■ Goal
Every line containing the word "selected" needs to be found and copied.

■ Working data
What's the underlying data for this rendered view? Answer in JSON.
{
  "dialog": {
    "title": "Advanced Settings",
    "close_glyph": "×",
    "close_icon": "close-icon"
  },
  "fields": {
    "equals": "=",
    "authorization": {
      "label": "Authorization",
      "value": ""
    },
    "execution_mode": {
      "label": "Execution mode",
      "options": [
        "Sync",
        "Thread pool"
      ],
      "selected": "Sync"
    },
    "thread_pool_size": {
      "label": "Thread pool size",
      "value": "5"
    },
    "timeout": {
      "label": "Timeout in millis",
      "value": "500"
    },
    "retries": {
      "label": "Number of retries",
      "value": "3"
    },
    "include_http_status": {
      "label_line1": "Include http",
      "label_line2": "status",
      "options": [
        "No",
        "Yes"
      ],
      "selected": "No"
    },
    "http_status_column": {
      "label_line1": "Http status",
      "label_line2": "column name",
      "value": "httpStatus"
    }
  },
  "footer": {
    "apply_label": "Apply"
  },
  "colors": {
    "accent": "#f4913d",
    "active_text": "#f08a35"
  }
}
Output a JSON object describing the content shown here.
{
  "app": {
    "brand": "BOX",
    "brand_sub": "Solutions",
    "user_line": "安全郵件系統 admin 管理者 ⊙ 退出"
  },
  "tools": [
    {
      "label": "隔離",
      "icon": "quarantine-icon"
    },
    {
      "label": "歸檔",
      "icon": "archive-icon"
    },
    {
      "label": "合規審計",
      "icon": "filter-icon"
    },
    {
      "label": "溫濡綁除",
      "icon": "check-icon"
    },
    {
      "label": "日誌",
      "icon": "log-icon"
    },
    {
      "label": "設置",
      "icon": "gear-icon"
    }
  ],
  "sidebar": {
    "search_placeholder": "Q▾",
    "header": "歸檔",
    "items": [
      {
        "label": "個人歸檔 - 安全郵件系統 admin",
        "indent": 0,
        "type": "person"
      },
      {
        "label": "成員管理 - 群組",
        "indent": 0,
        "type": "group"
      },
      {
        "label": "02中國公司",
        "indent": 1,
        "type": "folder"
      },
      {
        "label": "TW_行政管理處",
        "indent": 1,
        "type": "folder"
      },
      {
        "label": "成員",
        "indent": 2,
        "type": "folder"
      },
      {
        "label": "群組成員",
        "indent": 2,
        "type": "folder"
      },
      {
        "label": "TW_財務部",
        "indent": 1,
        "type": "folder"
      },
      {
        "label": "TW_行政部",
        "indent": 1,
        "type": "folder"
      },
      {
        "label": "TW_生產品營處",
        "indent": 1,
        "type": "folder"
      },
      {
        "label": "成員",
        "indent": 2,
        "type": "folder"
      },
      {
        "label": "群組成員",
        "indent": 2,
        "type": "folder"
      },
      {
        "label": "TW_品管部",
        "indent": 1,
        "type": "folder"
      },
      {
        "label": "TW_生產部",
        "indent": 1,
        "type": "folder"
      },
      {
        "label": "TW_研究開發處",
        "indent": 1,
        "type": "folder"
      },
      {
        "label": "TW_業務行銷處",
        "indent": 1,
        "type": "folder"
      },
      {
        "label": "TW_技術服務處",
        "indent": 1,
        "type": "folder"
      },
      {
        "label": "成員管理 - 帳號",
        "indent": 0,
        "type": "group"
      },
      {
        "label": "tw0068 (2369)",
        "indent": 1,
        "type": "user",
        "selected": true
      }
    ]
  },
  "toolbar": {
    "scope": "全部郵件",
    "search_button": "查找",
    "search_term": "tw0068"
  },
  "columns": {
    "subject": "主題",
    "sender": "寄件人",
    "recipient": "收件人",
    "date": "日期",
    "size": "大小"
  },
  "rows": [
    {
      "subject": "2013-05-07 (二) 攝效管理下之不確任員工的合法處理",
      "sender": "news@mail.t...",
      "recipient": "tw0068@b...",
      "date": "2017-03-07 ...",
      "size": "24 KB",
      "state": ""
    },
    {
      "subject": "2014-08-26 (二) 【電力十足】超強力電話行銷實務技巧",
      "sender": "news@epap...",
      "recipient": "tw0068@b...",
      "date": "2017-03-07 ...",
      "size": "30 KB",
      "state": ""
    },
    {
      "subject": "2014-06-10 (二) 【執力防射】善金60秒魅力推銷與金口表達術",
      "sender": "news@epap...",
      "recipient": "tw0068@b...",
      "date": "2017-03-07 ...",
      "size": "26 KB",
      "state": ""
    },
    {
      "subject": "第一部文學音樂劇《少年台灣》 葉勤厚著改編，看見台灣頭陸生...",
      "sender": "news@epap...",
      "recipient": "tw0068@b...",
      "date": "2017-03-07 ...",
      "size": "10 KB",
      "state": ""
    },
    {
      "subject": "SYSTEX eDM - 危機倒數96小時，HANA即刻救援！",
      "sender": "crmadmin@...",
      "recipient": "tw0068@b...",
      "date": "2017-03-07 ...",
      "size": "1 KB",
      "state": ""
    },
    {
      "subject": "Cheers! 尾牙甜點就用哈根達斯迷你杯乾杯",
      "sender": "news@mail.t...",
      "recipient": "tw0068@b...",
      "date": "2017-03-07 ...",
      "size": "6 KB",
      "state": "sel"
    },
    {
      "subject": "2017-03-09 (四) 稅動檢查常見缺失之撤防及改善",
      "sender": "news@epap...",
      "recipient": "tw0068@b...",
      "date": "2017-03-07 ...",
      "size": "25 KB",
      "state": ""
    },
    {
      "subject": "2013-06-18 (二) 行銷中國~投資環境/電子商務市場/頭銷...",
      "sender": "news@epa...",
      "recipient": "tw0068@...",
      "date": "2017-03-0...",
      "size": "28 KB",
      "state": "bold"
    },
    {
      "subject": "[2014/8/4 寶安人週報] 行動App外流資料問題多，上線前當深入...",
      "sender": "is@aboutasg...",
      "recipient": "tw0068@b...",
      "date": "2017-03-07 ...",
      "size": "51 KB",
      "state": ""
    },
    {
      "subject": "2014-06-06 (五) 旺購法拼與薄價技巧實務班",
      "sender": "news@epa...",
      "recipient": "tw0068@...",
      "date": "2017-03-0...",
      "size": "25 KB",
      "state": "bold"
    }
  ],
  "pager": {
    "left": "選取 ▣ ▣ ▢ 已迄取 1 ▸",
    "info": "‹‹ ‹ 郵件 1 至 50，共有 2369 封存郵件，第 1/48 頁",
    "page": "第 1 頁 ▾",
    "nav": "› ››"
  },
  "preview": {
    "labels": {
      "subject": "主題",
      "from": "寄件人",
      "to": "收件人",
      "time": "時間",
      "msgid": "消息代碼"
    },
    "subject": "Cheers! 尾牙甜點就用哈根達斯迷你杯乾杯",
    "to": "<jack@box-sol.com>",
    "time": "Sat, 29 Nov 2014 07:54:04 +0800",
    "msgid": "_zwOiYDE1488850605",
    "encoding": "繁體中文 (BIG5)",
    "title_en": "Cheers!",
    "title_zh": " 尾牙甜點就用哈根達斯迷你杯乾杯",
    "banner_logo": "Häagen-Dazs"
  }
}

■ Exercise result
      "selected": "Sync"
      "selected": "No"
        "selected": true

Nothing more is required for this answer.